■ Supplied passage
####################

AJR  Columns :     THE ECONOMICS OF TELEVISION    
From AJR,   May 1997

Maybe Younger Isn't Better   

CBS tries to attract aging baby boomers.

By Douglas Gomery
Douglas Gomery is the author of nine books on the economics and history of the media     


Every eight seconds a baby boomer turns 50. Bill Clinton, Dolly Parton..and millions of those born during the prosperity of the late 1940s are passing the sacred half-century mark.

The demographic "pig in the python" is graying, and television executives are trying to figure out how to react. CBS is hoping to lead the way by positioning itself as the network of choice for boomers.

CBS' "Murphy Brown" will continue next year for a 10th season even though this current one was long rumored to be its last. The fiftysomething Candice Bergen and gang remain crucial on Monday nights if CBS hopes to retain the over-50 crowd.

Madison Avenue will be paying close attention to CBS' efforts. Demographers have long warned that the baby boom has changed everything it has touched, but for as long as network TV has been with us, its advertising credo has stated: Seek out only 18-49 year olds; avoid those over 50! The theory has been that after age 50 people become too set in their ways.

CBS is defying this conventional wisdom, hoping that advertisers will beat a path to its Sixth Avenue headquarters. In a grand experiment, CBS is abandoning "younger is better" and betting that the baby boomers will respond to advertising in ways their parents never did.

####################

■ Source material
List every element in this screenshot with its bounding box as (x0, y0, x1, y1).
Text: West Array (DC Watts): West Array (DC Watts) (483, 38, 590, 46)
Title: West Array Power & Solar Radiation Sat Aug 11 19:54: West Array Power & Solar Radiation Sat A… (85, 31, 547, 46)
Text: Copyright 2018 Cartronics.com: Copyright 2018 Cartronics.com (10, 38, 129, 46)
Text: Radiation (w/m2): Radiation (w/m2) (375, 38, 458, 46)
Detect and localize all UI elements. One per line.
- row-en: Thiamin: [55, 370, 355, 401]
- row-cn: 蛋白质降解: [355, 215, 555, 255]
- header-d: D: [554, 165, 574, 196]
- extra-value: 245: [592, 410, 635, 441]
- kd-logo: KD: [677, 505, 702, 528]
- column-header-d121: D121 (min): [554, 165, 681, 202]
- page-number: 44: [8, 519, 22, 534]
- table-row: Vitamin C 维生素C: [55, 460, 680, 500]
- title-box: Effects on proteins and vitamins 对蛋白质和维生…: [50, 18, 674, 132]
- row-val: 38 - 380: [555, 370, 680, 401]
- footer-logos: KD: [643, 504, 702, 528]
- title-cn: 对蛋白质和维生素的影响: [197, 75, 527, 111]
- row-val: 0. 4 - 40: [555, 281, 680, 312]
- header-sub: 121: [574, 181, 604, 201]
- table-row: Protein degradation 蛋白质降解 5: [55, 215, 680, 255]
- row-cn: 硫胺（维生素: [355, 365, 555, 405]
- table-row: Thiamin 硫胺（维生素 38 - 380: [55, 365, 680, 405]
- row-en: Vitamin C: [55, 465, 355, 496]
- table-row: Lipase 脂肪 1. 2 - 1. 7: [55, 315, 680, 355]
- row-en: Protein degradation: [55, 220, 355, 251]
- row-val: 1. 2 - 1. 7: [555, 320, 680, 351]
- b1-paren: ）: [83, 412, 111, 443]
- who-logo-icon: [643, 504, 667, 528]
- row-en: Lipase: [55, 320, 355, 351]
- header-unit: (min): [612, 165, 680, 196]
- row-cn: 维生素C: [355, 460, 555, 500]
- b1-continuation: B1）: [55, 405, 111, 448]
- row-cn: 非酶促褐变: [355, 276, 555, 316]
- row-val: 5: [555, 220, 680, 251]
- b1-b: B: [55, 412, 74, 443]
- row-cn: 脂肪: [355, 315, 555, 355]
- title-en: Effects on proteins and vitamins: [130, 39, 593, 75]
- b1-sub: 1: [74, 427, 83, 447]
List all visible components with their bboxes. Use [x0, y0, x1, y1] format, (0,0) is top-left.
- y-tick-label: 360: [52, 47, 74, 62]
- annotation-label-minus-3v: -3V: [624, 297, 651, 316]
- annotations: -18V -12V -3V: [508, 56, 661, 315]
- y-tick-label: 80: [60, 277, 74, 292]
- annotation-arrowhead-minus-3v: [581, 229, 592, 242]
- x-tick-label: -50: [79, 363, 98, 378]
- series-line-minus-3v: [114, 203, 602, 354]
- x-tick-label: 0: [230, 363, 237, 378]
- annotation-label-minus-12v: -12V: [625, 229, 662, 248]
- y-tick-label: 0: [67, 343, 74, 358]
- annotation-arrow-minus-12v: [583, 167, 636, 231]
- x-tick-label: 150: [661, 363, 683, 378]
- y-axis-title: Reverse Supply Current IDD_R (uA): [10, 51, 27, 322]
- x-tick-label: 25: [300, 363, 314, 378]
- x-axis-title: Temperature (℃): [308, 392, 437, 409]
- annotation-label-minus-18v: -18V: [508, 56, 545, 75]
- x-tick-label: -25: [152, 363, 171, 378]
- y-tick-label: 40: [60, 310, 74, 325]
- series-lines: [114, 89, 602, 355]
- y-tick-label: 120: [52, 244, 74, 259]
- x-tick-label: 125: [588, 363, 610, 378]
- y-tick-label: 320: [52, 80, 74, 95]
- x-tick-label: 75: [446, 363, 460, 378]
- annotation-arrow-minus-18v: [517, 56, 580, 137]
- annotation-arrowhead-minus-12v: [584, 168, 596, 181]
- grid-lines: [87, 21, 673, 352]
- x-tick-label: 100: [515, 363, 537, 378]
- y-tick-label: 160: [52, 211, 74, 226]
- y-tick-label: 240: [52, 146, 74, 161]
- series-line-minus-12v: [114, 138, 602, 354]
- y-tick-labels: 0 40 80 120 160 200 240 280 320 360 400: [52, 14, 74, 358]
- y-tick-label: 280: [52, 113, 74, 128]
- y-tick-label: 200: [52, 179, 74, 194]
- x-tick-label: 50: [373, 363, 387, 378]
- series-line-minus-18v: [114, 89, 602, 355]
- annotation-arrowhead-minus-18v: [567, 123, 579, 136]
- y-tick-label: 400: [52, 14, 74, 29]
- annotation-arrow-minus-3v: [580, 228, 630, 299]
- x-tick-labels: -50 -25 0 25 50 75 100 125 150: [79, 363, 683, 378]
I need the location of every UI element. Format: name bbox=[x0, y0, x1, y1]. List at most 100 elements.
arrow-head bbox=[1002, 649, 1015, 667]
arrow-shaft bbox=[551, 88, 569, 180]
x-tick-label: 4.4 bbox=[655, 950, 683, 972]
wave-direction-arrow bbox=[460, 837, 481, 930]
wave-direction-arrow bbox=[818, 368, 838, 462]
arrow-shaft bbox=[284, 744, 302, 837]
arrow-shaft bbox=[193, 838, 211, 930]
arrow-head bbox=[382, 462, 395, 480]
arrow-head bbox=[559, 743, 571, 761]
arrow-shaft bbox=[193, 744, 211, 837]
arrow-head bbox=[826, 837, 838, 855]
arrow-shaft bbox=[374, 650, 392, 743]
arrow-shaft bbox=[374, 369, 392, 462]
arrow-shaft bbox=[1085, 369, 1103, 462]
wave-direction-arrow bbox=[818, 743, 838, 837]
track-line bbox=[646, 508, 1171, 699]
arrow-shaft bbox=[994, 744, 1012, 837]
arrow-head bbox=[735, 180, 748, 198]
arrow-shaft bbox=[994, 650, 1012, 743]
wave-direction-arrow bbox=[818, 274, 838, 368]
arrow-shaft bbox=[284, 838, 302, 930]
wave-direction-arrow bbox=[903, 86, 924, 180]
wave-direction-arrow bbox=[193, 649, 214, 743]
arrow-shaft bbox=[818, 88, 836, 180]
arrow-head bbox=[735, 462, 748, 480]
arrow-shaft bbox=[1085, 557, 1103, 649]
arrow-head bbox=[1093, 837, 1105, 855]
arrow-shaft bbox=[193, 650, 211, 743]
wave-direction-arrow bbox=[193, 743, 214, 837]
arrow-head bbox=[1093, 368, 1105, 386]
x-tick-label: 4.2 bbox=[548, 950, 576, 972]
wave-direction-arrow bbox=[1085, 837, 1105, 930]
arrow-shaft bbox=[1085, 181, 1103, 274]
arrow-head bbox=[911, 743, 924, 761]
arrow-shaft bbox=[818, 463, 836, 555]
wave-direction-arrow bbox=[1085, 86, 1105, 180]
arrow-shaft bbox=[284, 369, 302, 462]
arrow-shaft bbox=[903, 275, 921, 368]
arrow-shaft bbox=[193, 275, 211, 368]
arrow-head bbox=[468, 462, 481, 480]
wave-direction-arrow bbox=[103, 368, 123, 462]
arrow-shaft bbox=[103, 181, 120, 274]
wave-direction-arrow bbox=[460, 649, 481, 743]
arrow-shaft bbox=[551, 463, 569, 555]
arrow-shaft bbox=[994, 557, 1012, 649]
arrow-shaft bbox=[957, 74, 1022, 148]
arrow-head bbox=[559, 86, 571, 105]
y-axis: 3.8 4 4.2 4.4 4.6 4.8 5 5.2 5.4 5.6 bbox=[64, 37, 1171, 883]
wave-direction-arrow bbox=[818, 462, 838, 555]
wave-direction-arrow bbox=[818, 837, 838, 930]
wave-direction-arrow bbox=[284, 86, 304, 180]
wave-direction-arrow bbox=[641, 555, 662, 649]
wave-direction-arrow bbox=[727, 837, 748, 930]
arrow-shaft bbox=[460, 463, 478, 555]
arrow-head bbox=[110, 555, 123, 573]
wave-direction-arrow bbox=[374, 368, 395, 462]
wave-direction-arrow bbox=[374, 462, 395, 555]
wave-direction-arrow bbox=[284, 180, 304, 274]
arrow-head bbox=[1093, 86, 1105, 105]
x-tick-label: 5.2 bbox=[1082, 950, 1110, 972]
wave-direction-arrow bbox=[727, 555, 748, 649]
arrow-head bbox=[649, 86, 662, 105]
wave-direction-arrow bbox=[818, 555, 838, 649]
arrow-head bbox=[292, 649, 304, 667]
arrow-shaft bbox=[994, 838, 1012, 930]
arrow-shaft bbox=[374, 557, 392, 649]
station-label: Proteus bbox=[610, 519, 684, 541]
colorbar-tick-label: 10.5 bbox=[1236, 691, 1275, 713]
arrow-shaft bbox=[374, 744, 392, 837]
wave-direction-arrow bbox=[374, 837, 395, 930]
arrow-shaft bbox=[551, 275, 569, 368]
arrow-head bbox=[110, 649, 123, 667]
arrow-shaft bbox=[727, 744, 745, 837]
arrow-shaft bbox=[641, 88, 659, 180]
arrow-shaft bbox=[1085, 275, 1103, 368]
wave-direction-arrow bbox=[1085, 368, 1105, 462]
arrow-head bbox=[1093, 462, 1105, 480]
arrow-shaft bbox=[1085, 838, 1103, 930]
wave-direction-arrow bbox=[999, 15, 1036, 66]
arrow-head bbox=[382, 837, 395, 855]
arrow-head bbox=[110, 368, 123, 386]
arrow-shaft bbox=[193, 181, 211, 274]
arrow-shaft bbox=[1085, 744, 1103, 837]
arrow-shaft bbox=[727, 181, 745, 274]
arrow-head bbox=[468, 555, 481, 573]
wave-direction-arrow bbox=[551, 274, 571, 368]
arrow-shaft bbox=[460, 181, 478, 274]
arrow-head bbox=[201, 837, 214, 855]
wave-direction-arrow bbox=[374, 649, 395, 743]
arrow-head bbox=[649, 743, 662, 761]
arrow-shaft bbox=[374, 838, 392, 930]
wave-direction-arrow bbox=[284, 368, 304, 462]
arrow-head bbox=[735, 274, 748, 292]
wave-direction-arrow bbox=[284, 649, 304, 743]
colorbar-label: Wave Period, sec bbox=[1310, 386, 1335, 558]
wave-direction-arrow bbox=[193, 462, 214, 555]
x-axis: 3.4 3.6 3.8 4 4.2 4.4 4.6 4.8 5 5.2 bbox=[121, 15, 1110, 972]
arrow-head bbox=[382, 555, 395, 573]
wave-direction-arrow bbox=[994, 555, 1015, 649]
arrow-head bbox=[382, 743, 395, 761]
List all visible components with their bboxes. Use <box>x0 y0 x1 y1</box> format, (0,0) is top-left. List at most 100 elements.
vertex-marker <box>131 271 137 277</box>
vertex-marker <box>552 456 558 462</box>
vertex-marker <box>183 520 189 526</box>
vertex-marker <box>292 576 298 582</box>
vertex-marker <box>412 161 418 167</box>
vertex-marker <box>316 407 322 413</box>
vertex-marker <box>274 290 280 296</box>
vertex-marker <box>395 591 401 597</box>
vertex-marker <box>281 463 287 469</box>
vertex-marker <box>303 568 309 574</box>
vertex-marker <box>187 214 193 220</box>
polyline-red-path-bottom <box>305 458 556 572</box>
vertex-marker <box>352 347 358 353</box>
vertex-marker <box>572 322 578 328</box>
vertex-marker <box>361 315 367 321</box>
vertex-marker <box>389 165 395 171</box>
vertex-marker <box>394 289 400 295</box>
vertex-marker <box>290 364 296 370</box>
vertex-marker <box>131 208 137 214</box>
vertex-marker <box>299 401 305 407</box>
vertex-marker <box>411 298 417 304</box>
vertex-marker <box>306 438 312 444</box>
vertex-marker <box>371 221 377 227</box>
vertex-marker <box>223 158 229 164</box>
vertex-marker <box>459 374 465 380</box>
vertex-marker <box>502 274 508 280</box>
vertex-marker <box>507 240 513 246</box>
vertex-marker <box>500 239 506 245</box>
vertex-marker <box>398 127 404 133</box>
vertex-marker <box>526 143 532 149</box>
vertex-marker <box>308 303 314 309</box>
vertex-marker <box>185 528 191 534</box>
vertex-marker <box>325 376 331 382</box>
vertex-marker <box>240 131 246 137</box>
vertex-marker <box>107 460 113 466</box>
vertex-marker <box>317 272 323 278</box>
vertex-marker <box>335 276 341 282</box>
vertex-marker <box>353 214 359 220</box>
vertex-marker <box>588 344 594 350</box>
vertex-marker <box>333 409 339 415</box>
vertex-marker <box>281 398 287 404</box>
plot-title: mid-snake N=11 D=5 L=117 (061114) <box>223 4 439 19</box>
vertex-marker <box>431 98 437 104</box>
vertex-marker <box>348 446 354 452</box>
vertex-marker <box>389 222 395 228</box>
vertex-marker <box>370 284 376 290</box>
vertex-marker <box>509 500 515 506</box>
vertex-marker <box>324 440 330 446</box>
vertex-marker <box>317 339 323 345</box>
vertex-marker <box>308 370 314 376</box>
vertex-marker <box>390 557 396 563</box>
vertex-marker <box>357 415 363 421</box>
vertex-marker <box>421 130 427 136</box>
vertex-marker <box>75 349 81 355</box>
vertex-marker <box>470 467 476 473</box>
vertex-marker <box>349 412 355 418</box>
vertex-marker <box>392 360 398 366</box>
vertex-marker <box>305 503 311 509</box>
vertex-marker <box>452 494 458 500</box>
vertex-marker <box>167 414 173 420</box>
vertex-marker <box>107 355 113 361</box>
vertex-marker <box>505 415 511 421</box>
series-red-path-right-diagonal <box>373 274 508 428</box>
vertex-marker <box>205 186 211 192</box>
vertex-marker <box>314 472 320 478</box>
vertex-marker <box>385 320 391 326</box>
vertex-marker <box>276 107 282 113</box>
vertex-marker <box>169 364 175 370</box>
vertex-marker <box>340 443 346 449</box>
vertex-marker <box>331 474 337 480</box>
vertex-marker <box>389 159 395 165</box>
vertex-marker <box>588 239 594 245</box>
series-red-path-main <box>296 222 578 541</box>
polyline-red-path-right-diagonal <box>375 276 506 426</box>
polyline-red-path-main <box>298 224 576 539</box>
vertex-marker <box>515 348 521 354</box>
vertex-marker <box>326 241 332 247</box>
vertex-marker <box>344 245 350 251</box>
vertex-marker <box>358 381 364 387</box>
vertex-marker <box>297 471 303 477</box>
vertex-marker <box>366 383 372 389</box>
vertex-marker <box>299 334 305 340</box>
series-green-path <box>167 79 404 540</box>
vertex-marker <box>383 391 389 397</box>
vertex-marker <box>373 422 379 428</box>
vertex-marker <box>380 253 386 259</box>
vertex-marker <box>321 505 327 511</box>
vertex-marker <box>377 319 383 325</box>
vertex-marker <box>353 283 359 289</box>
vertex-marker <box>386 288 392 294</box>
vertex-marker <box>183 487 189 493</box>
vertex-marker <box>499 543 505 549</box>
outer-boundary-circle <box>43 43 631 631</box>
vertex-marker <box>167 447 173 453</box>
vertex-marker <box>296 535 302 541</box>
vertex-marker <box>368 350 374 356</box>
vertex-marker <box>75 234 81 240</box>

####################

■ Aim of the exercise
In the AJR column on CBS and aging baby boomers, which age group has network TV's advertising credo said to seek out? The lines play no part in this exercise.

■ Final answer
18-49 year olds